> _Seção de texto_:
"""

PF será “fiscalizada”

Em meio às críticas feitas aos supostos “excessos” da Polícia Federal nas últimas operações, o Conselho Nacional do Ministério Público (CNMP) aprovou ontem, com poucas modificações, regras que disciplinam o controle externo da atividade da instituição. De acordo com a resolução, um procurador da República ou um promotor poderá vasculhar processos, requisitar e copiar documentos e ainda instaurar investigação contra policiais. A resolução irrita agentes e delegados da PF, que argumentam que as regras ferem a independência funcional da polícia. Entidades de classe já anunciaram que vão recorrer ao Supremo Tribunal Federal (STF).

"""

> _Trecho de dados_:
"""

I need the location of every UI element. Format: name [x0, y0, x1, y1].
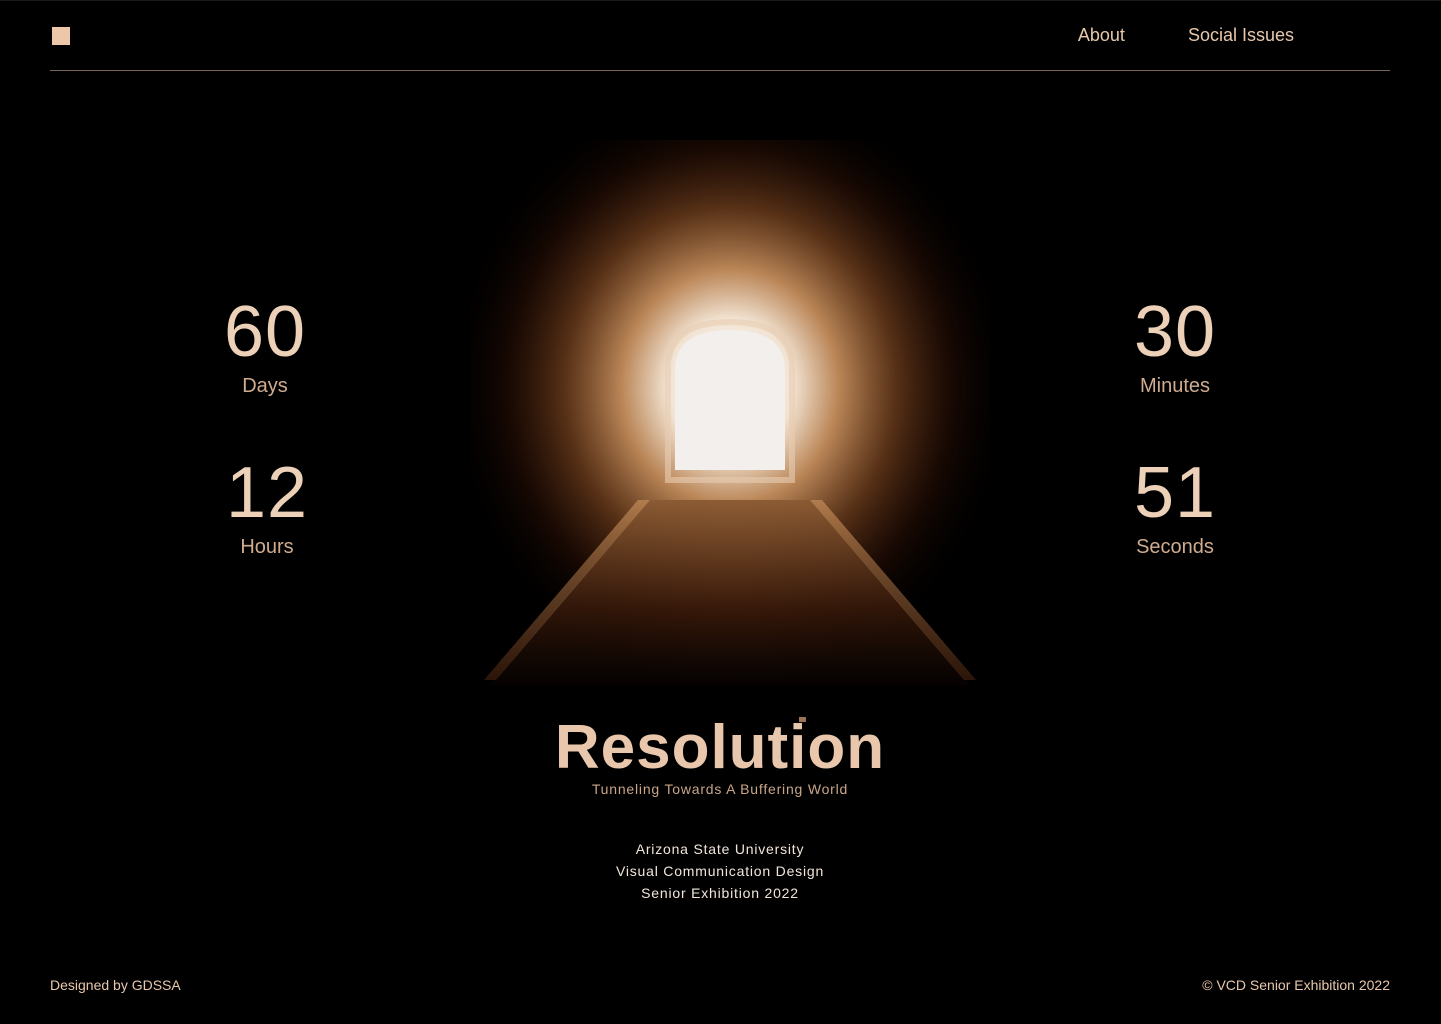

"""

> _O que se pede_:
1/ Quais instituições aparecem mencionadas pelo nome no texto sobre a fiscalização da PF?
2/ Retome o texto sobre a fiscalização da PF, escrevendo a partir da última frase apresentada.
O material provém de outra fonte.

> _Resultados_:
1/ Polícia Federal (PF); Conselho Nacional do Ministério Público (CNMP); Supremo Tribunal Federal (STF).

2/
Além da PF, estão sujeitos à fiscalização as polícias Rodoviária Federal, Ferroviária Federal, Civil, Militar, Corpo de Bombeiros e também a Polícia Legislativa do Congresso. O controle externo da atividade policial já é um poder delegado ao MP pela Constituição e também está previsto na Lei Orgânica do MP da União. O relator da resolução, conselheiro Osmar Machado, explicou que alguns MPs estaduais já desempenhavam o papel e outros não. Por essa razão, era preciso uma regulamentação em caráter nacional. “Não há mordaça. O controle exercido pelo MP é finalístico, e não hierárquico. O procurador não será chefe do delegado. Ele fiscalizará se a investigação está observando os ditames legais”, argumentou.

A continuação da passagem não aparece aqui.